» **THE EXERCISE**
Beneath this task is a listing; retype all of it exactly.

[START PROVIDED RECORDS]

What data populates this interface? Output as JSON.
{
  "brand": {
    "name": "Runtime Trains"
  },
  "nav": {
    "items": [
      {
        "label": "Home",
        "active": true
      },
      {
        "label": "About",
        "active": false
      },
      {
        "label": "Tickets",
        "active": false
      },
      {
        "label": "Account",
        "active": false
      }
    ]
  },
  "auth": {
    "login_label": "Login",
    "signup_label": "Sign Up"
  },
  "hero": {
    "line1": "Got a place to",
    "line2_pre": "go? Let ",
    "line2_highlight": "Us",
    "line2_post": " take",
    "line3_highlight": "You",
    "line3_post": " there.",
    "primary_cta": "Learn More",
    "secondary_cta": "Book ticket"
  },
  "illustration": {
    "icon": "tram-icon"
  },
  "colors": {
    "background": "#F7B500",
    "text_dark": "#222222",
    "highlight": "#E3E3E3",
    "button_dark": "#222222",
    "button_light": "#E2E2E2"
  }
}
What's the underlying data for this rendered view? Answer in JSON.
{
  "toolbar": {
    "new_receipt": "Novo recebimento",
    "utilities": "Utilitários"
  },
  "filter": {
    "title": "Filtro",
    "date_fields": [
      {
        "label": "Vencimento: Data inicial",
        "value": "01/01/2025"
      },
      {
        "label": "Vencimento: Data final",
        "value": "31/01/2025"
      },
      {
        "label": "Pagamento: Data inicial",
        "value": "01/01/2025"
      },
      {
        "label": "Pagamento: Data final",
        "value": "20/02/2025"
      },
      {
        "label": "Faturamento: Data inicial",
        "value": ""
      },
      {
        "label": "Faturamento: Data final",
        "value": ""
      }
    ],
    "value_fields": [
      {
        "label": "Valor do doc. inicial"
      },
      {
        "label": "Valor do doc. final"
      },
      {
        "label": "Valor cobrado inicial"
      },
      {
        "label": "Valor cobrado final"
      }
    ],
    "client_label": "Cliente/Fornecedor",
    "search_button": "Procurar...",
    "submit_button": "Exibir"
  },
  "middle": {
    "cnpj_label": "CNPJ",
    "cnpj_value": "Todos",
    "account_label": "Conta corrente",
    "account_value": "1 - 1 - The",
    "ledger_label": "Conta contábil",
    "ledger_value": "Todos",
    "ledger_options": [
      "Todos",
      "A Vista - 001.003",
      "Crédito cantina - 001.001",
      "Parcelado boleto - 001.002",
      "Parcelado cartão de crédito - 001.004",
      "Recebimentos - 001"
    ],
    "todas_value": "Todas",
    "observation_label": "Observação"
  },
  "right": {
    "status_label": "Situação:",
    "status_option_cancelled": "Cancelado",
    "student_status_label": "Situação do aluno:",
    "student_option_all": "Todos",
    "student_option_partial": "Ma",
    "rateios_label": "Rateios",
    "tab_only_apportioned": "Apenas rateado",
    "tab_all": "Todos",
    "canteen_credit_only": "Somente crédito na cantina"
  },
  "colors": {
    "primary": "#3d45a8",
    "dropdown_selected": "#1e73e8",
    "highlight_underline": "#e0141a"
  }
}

[END PROVIDED RECORDS]

» **REPLY**
What data populates this interface? Output as JSON.
{
  "brand": {
    "name": "Runtime Trains"
  },
  "nav": {
    "items": [
      {
        "label": "Home",
        "active": true
      },
      {
        "label": "About",
        "active": false
      },
      {
        "label": "Tickets",
        "active": false
      },
      {
        "label": "Account",
        "active": false
      }
    ]
  },
  "auth": {
    "login_label": "Login",
    "signup_label": "Sign Up"
  },
  "hero": {
    "line1": "Got a place to",
    "line2_pre": "go? Let ",
    "line2_highlight": "Us",
    "line2_post": " take",
    "line3_highlight": "You",
    "line3_post": " there.",
    "primary_cta": "Learn More",
    "secondary_cta": "Book ticket"
  },
  "illustration": {
    "icon": "tram-icon"
  },
  "colors": {
    "background": "#F7B500",
    "text_dark": "#222222",
    "highlight": "#E3E3E3",
    "button_dark": "#222222",
    "button_light": "#E2E2E2"
  }
}
What's the underlying data for this rendered view? Answer in JSON.
{
  "toolbar": {
    "new_receipt": "Novo recebimento",
    "utilities": "Utilitários"
  },
  "filter": {
    "title": "Filtro",
    "date_fields": [
      {
        "label": "Vencimento: Data inicial",
        "value": "01/01/2025"
      },
      {
        "label": "Vencimento: Data final",
        "value": "31/01/2025"
      },
      {
        "label": "Pagamento: Data inicial",
        "value": "01/01/2025"
      },
      {
        "label": "Pagamento: Data final",
        "value": "20/02/2025"
      },
      {
        "label": "Faturamento: Data inicial",
        "value": ""
      },
      {
        "label": "Faturamento: Data final",
        "value": ""
      }
    ],
    "value_fields": [
      {
        "label": "Valor do doc. inicial"
      },
      {
        "label": "Valor do doc. final"
      },
      {
        "label": "Valor cobrado inicial"
      },
      {
        "label": "Valor cobrado final"
      }
    ],
    "client_label": "Cliente/Fornecedor",
    "search_button": "Procurar...",
    "submit_button": "Exibir"
  },
  "middle": {
    "cnpj_label": "CNPJ",
    "cnpj_value": "Todos",
    "account_label": "Conta corrente",
    "account_value": "1 - 1 - The",
    "ledger_label": "Conta contábil",
    "ledger_value": "Todos",
    "ledger_options": [
      "Todos",
      "A Vista - 001.003",
      "Crédito cantina - 001.001",
      "Parcelado boleto - 001.002",
      "Parcelado cartão de crédito - 001.004",
      "Recebimentos - 001"
    ],
    "todas_value": "Todas",
    "observation_label": "Observação"
  },
  "right": {
    "status_label": "Situação:",
    "status_option_cancelled": "Cancelado",
    "student_status_label": "Situação do aluno:",
    "student_option_all": "Todos",
    "student_option_partial": "Ma",
    "rateios_label": "Rateios",
    "tab_only_apportioned": "Apenas rateado",
    "tab_all": "Todos",
    "canteen_credit_only": "Somente crédito na cantina"
  },
  "colors": {
    "primary": "#3d45a8",
    "dropdown_selected": "#1e73e8",
    "highlight_underline": "#e0141a"
  }
}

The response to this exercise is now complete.